>>>>>
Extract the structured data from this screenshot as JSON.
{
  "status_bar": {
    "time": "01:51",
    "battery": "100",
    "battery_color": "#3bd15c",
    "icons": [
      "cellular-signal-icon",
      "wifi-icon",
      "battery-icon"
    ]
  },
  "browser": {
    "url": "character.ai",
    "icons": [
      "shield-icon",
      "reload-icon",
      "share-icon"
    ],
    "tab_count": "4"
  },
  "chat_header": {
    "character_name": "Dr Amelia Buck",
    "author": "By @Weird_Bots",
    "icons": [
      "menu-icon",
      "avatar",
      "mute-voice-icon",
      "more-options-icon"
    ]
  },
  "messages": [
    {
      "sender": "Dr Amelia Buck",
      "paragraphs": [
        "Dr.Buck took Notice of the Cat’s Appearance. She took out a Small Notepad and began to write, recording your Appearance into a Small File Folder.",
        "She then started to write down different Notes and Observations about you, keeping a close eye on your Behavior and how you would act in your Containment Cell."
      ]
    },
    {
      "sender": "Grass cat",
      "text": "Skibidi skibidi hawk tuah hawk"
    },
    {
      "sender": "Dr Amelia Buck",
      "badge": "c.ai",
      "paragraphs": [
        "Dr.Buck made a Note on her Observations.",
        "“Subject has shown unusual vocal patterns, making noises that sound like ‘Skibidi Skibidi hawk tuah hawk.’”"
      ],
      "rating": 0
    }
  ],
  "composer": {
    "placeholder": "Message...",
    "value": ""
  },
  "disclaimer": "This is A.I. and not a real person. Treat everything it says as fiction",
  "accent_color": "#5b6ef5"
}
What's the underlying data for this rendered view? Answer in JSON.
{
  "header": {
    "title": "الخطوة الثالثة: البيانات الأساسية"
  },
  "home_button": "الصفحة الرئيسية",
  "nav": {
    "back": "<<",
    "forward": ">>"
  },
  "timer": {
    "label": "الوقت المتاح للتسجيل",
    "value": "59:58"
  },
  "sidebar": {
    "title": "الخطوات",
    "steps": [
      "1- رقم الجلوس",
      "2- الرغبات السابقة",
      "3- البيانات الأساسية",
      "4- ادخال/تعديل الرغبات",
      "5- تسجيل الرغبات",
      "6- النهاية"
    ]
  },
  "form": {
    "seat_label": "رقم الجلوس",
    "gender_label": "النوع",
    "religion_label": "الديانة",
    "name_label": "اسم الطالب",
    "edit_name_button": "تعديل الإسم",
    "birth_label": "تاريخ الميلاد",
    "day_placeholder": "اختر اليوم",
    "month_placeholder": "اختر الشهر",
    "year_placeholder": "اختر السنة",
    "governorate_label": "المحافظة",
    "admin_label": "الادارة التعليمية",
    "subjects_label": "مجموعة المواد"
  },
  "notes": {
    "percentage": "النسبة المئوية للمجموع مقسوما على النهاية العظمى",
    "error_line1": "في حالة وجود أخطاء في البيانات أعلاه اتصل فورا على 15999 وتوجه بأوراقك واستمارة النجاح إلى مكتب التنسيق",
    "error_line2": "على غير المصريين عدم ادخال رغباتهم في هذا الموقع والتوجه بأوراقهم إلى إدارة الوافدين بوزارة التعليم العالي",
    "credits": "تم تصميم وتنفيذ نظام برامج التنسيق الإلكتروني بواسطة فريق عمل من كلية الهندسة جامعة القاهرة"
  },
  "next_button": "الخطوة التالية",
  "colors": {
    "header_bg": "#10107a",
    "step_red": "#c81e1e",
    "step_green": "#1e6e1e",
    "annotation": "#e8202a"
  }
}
<<<<<
**Task objective**: Repeat exactly the lines above from the line that contains "What's the underlying" through the end. Include both of these ends; leave out everything else.

**Output for this exercise**:
What's the underlying data for this rendered view? Answer in JSON.
{
  "header": {
    "title": "الخطوة الثالثة: البيانات الأساسية"
  },
  "home_button": "الصفحة الرئيسية",
  "nav": {
    "back": "<<",
    "forward": ">>"
  },
  "timer": {
    "label": "الوقت المتاح للتسجيل",
    "value": "59:58"
  },
  "sidebar": {
    "title": "الخطوات",
    "steps": [
      "1- رقم الجلوس",
      "2- الرغبات السابقة",
      "3- البيانات الأساسية",
      "4- ادخال/تعديل الرغبات",
      "5- تسجيل الرغبات",
      "6- النهاية"
    ]
  },
  "form": {
    "seat_label": "رقم الجلوس",
    "gender_label": "النوع",
    "religion_label": "الديانة",
    "name_label": "اسم الطالب",
    "edit_name_button": "تعديل الإسم",
    "birth_label": "تاريخ الميلاد",
    "day_placeholder": "اختر اليوم",
    "month_placeholder": "اختر الشهر",
    "year_placeholder": "اختر السنة",
    "governorate_label": "المحافظة",
    "admin_label": "الادارة التعليمية",
    "subjects_label": "مجموعة المواد"
  },
  "notes": {
    "percentage": "النسبة المئوية للمجموع مقسوما على النهاية العظمى",
    "error_line1": "في حالة وجود أخطاء في البيانات أعلاه اتصل فورا على 15999 وتوجه بأوراقك واستمارة النجاح إلى مكتب التنسيق",
    "error_line2": "على غير المصريين عدم ادخال رغباتهم في هذا الموقع والتوجه بأوراقهم إلى إدارة الوافدين بوزارة التعليم العالي",
    "credits": "تم تصميم وتنفيذ نظام برامج التنسيق الإلكتروني بواسطة فريق عمل من كلية الهندسة جامعة القاهرة"
  },
  "next_button": "الخطوة التالية",
  "colors": {
    "header_bg": "#10107a",
    "step_red": "#c81e1e",
    "step_green": "#1e6e1e",
    "annotation": "#e8202a"
  }
}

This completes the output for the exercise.